▸ DIRECTIVE
Convert every line of the entries below into a JSON list of strings, one string per line, omitting blank lines.
=== MATERIAL SUPPLIED ===
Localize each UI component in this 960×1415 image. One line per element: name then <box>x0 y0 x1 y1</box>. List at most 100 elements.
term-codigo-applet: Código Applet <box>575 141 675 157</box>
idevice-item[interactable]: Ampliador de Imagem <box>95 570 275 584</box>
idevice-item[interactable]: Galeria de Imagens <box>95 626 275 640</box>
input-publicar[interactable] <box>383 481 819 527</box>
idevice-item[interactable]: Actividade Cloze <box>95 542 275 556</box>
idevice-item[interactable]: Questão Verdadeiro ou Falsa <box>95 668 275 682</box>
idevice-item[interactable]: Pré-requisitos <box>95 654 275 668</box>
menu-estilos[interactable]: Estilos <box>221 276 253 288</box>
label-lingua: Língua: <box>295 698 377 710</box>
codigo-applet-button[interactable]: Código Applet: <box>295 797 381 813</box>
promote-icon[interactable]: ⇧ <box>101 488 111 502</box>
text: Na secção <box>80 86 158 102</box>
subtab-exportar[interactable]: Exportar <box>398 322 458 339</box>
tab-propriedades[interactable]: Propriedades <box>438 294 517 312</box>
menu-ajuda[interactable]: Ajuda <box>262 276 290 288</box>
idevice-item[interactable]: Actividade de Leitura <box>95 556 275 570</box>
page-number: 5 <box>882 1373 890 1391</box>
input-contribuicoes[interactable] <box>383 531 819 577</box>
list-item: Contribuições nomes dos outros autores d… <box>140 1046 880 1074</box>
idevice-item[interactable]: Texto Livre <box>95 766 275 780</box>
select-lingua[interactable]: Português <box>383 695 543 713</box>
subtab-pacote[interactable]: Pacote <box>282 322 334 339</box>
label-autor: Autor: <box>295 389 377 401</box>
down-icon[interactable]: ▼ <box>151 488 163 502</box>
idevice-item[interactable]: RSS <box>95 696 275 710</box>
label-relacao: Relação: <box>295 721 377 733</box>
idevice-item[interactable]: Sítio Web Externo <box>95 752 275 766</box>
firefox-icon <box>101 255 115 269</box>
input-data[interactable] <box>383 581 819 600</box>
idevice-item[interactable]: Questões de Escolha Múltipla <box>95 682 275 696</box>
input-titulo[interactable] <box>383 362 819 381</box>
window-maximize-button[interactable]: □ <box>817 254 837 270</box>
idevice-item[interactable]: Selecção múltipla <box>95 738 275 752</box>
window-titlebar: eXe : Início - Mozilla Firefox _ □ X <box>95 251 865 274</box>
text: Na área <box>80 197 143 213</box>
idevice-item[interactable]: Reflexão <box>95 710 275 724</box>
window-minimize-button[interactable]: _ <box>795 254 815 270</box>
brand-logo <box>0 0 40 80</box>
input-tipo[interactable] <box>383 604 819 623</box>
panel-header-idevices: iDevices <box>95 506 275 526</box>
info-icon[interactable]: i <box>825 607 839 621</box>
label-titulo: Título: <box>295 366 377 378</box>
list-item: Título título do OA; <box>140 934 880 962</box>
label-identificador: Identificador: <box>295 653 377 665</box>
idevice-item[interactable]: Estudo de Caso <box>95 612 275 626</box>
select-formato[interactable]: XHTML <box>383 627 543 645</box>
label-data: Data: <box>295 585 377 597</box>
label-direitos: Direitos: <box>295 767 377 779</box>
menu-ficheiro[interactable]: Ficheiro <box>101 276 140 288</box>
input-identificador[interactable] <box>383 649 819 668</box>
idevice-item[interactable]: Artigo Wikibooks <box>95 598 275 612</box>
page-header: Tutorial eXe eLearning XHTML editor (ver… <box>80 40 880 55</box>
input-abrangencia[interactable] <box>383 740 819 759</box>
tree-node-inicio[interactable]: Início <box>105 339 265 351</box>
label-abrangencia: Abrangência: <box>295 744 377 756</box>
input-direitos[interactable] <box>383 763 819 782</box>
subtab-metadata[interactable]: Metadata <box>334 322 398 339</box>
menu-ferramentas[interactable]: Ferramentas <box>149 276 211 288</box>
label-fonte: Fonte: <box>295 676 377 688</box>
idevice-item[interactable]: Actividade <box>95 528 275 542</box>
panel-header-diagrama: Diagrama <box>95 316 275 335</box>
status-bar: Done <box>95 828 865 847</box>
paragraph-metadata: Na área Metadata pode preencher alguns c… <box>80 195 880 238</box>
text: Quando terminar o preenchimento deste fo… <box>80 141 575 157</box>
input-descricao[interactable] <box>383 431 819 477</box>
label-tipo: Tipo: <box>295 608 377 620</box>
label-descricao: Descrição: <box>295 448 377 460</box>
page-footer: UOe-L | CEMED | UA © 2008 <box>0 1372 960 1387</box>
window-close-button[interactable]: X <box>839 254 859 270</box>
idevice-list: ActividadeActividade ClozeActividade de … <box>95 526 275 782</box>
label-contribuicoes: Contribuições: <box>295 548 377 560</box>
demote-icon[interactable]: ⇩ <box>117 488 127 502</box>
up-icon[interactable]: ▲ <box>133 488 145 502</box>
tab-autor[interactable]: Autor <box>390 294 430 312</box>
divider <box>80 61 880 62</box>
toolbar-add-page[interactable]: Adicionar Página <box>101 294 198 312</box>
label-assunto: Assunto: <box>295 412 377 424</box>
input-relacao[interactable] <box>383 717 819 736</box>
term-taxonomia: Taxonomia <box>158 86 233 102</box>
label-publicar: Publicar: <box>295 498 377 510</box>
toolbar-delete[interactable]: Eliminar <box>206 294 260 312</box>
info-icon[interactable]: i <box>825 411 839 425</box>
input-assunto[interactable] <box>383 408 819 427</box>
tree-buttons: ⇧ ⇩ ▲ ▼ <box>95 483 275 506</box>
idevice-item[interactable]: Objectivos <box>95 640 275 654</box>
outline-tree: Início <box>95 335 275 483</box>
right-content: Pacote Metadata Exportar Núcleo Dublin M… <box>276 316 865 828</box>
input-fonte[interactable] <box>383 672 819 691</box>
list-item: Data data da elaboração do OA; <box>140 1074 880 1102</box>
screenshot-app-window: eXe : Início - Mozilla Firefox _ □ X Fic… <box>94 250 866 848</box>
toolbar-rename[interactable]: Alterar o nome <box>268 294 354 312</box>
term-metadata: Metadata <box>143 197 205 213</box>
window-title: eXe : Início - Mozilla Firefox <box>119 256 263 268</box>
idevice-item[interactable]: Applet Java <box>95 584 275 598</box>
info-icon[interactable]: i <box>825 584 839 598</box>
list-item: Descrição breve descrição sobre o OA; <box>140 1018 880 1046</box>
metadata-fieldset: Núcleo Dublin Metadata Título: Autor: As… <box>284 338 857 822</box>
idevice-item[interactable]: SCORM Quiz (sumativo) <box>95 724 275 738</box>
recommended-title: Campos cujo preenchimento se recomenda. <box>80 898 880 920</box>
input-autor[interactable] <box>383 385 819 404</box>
===
▸ SOLUTION
[
  "Localize each UI component in this 960×1415 image. One line per element: name then <box>x0 y0 x1 y1</box>. List at most 100 elements.",
  "term-codigo-applet: Código Applet <box>575 141 675 157</box>",
  "idevice-item[interactable]: Ampliador de Imagem <box>95 570 275 584</box>",
  "idevice-item[interactable]: Galeria de Imagens <box>95 626 275 640</box>",
  "input-publicar[interactable] <box>383 481 819 527</box>",
  "idevice-item[interactable]: Actividade Cloze <box>95 542 275 556</box>",
  "idevice-item[interactable]: Questão Verdadeiro ou Falsa <box>95 668 275 682</box>",
  "idevice-item[interactable]: Pré-requisitos <box>95 654 275 668</box>",
  "menu-estilos[interactable]: Estilos <box>221 276 253 288</box>",
  "label-lingua: Língua: <box>295 698 377 710</box>",
  "codigo-applet-button[interactable]: Código Applet: <box>295 797 381 813</box>",
  "promote-icon[interactable]: ⇧ <box>101 488 111 502</box>",
  "text: Na secção <box>80 86 158 102</box>",
  "subtab-exportar[interactable]: Exportar <box>398 322 458 339</box>",
  "tab-propriedades[interactable]: Propriedades <box>438 294 517 312</box>",
  "menu-ajuda[interactable]: Ajuda <box>262 276 290 288</box>",
  "idevice-item[interactable]: Actividade de Leitura <box>95 556 275 570</box>",
  "page-number: 5 <box>882 1373 890 1391</box>",
  "input-contribuicoes[interactable] <box>383 531 819 577</box>",
  "list-item: Contribuições nomes dos outros autores d… <box>140 1046 880 1074</box>",
  "idevice-item[interactable]: Texto Livre <box>95 766 275 780</box>",
  "select-lingua[interactable]: Português <box>383 695 543 713</box>",
  "subtab-pacote[interactable]: Pacote <box>282 322 334 339</box>",
  "label-autor: Autor: <box>295 389 377 401</box>",
  "down-icon[interactable]: ▼ <box>151 488 163 502</box>",
  "idevice-item[interactable]: RSS <box>95 696 275 710</box>",
  "label-relacao: Relação: <box>295 721 377 733</box>",
  "idevice-item[interactable]: Sítio Web Externo <box>95 752 275 766</box>",
  "firefox-icon <box>101 255 115 269</box>",
  "input-data[interactable] <box>383 581 819 600</box>",
  "idevice-item[interactable]: Questões de Escolha Múltipla <box>95 682 275 696</box>",
  "input-titulo[interactable] <box>383 362 819 381</box>",
  "window-maximize-button[interactable]: □ <box>817 254 837 270</box>",
  "idevice-item[interactable]: Selecção múltipla <box>95 738 275 752</box>",
  "window-titlebar: eXe : Início - Mozilla Firefox _ □ X <box>95 251 865 274</box>",
  "text: Na área <box>80 197 143 213</box>",
  "idevice-item[interactable]: Reflexão <box>95 710 275 724</box>",
  "window-minimize-button[interactable]: _ <box>795 254 815 270</box>",
  "brand-logo <box>0 0 40 80</box>",
  "input-tipo[interactable] <box>383 604 819 623</box>",
  "panel-header-idevices: iDevices <box>95 506 275 526</box>",
  "info-icon[interactable]: i <box>825 607 839 621</box>",
  "label-titulo: Título: <box>295 366 377 378</box>",
  "list-item: Título título do OA; <box>140 934 880 962</box>",
  "label-identificador: Identificador: <box>295 653 377 665</box>",
  "idevice-item[interactable]: Estudo de Caso <box>95 612 275 626</box>",
  "select-formato[interactable]: XHTML <box>383 627 543 645</box>",
  "label-data: Data: <box>295 585 377 597</box>",
  "label-direitos: Direitos: <box>295 767 377 779</box>",
  "menu-ficheiro[interactable]: Ficheiro <box>101 276 140 288</box>",
  "input-identificador[interactable] <box>383 649 819 668</box>",
  "idevice-item[interactable]: Artigo Wikibooks <box>95 598 275 612</box>",
  "page-header: Tutorial eXe eLearning XHTML editor (ver… <box>80 40 880 55</box>",
  "input-abrangencia[interactable] <box>383 740 819 759</box>",
  "tree-node-inicio[interactable]: Início <box>105 339 265 351</box>",
  "label-abrangencia: Abrangência: <box>295 744 377 756</box>",
  "input-direitos[interactable] <box>383 763 819 782</box>",
  "subtab-metadata[interactable]: Metadata <box>334 322 398 339</box>",
  "menu-ferramentas[interactable]: Ferramentas <box>149 276 211 288</box>",
  "label-fonte: Fonte: <box>295 676 377 688</box>",
  "idevice-item[interactable]: Actividade <box>95 528 275 542</box>",
  "panel-header-diagrama: Diagrama <box>95 316 275 335</box>",
  "status-bar: Done <box>95 828 865 847</box>",
  "paragraph-metadata: Na área Metadata pode preencher alguns c… <box>80 195 880 238</box>",
  "text: Quando terminar o preenchimento deste fo… <box>80 141 575 157</box>",
  "input-descricao[interactable] <box>383 431 819 477</box>",
  "label-tipo: Tipo: <box>295 608 377 620</box>",
  "label-descricao: Descrição: <box>295 448 377 460</box>",
  "page-footer: UOe-L | CEMED | UA © 2008 <box>0 1372 960 1387</box>",
  "window-close-button[interactable]: X <box>839 254 859 270</box>",
  "idevice-list: ActividadeActividade ClozeActividade de … <box>95 526 275 782</box>",
  "label-contribuicoes: Contribuições: <box>295 548 377 560</box>",
  "demote-icon[interactable]: ⇩ <box>117 488 127 502</box>",
  "up-icon[interactable]: ▲ <box>133 488 145 502</box>",
  "tab-autor[interactable]: Autor <box>390 294 430 312</box>",
  "divider <box>80 61 880 62</box>",
  "toolbar-add-page[interactable]: Adicionar Página <box>101 294 198 312</box>",
  "label-assunto: Assunto: <box>295 412 377 424</box>",
  "input-relacao[interactable] <box>383 717 819 736</box>",
  "term-taxonomia: Taxonomia <box>158 86 233 102</box>",
  "label-publicar: Publicar: <box>295 498 377 510</box>",
  "toolbar-delete[interactable]: Eliminar <box>206 294 260 312</box>",
  "info-icon[interactable]: i <box>825 411 839 425</box>",
  "input-assunto[interactable] <box>383 408 819 427</box>",
  "tree-buttons: ⇧ ⇩ ▲ ▼ <box>95 483 275 506</box>",
  "idevice-item[interactable]: Objectivos <box>95 640 275 654</box>",
  "outline-tree: Início <box>95 335 275 483</box>",
  "right-content: Pacote Metadata Exportar Núcleo Dublin M… <box>276 316 865 828</box>",
  "input-fonte[interactable] <box>383 672 819 691</box>",
  "list-item: Data data da elaboração do OA; <box>140 1074 880 1102</box>",
  "screenshot-app-window: eXe : Início - Mozilla Firefox _ □ X Fic… <box>94 250 866 848</box>",
  "toolbar-rename[interactable]: Alterar o nome <box>268 294 354 312</box>",
  "term-metadata: Metadata <box>143 197 205 213</box>",
  "window-title: eXe : Início - Mozilla Firefox <box>119 256 263 268</box>",
  "idevice-item[interactable]: Applet Java <box>95 584 275 598</box>",
  "info-icon[interactable]: i <box>825 584 839 598</box>",
  "list-item: Descrição breve descrição sobre o OA; <box>140 1018 880 1046</box>",
  "metadata-fieldset: Núcleo Dublin Metadata Título: Autor: As… <box>284 338 857 822</box>",
  "idevice-item[interactable]: SCORM Quiz (sumativo) <box>95 724 275 738</box>",
  "recommended-title: Campos cujo preenchimento se recomenda. <box>80 898 880 920</box>",
  "input-autor[interactable] <box>383 385 819 404</box>"
]